**STATED TASK**
Read through the data and report every line in which the word "JSON" occurs.

**Data listing**
========================================

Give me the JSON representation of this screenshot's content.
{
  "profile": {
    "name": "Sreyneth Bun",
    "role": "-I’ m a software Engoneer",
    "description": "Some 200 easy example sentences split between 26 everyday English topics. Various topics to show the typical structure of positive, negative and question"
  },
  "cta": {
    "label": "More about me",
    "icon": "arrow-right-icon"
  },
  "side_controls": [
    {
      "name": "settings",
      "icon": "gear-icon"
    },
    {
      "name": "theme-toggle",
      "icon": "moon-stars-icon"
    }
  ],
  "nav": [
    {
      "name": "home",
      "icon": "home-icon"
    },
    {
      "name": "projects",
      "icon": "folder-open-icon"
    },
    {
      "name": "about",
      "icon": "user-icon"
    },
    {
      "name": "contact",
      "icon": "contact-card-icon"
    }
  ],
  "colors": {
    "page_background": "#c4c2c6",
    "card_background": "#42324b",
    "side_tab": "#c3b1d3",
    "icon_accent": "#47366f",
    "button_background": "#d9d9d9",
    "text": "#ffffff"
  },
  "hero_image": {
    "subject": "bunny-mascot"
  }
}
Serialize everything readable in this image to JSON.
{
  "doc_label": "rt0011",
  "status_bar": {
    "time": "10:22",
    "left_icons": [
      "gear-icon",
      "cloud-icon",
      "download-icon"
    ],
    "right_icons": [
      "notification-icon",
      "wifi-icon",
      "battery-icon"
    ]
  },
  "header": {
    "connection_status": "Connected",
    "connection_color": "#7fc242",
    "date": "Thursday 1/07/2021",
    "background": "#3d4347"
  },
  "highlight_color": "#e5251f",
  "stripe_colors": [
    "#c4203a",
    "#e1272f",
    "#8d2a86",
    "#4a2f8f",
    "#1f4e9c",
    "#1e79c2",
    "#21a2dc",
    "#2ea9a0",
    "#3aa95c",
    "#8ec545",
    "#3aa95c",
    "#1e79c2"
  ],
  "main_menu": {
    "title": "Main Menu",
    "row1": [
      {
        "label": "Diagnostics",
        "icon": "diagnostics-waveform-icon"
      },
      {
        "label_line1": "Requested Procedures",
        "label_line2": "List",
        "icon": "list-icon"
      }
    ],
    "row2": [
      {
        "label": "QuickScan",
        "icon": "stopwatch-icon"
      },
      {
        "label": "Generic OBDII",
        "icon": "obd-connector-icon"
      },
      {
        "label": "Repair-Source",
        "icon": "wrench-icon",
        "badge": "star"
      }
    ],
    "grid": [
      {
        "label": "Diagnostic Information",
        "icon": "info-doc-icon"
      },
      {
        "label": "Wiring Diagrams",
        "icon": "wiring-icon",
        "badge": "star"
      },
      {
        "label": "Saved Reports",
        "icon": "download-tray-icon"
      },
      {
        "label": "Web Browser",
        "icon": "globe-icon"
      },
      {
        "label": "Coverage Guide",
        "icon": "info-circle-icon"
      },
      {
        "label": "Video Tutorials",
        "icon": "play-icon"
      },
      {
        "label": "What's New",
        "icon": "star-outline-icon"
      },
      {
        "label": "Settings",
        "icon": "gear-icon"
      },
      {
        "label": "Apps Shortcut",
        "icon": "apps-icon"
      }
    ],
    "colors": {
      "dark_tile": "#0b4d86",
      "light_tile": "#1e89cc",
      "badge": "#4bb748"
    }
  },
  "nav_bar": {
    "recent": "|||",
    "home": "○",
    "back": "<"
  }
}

========================================

**ANSWER FOR THIS EXERCISE**
Give me the JSON representation of this screenshot's content.
Serialize everything readable in this image to JSON.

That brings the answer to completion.